[Records from a dataset]
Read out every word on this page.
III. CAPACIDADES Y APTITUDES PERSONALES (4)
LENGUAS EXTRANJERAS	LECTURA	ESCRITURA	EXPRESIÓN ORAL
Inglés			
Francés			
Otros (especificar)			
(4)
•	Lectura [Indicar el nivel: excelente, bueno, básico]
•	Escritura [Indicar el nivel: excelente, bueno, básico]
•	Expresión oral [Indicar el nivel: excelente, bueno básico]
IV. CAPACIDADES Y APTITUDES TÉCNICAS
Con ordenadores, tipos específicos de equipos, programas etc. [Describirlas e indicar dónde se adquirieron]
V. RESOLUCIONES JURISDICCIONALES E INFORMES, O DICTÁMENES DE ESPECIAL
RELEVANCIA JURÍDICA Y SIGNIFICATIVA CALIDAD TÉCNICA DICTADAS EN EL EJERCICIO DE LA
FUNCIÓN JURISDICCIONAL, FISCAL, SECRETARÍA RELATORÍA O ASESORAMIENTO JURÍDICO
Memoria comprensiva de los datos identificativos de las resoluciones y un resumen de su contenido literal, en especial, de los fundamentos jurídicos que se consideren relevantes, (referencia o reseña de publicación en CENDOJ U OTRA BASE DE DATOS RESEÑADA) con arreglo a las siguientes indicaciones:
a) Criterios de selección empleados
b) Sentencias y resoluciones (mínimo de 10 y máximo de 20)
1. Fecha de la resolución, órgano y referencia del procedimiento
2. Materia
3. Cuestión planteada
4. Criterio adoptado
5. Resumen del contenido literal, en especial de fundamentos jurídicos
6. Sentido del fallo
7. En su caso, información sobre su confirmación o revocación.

__Task objective__:
Provide an exact reproduction of all the entries shown above.

__Right answer__:
Read out every word on this page.
III. CAPACIDADES Y APTITUDES PERSONALES (4)
LENGUAS EXTRANJERAS	LECTURA	ESCRITURA	EXPRESIÓN ORAL
Inglés			
Francés			
Otros (especificar)			
(4)
•	Lectura [Indicar el nivel: excelente, bueno, básico]
•	Escritura [Indicar el nivel: excelente, bueno, básico]
•	Expresión oral [Indicar el nivel: excelente, bueno básico]
IV. CAPACIDADES Y APTITUDES TÉCNICAS
Con ordenadores, tipos específicos de equipos, programas etc. [Describirlas e indicar dónde se adquirieron]
V. RESOLUCIONES JURISDICCIONALES E INFORMES, O DICTÁMENES DE ESPECIAL
RELEVANCIA JURÍDICA Y SIGNIFICATIVA CALIDAD TÉCNICA DICTADAS EN EL EJERCICIO DE LA
FUNCIÓN JURISDICCIONAL, FISCAL, SECRETARÍA RELATORÍA O ASESORAMIENTO JURÍDICO
Memoria comprensiva de los datos identificativos de las resoluciones y un resumen de su contenido literal, en especial, de los fundamentos jurídicos que se consideren relevantes, (referencia o reseña de publicación en CENDOJ U OTRA BASE DE DATOS RESEÑADA) con arreglo a las siguientes indicaciones:
a) Criterios de selección empleados
b) Sentencias y resoluciones (mínimo de 10 y máximo de 20)
1. Fecha de la resolución, órgano y referencia del procedimiento
2. Materia
3. Cuestión planteada
4. Criterio adoptado
5. Resumen del contenido literal, en especial de fundamentos jurídicos
6. Sentido del fallo
7. En su caso, información sobre su confirmación o revocación.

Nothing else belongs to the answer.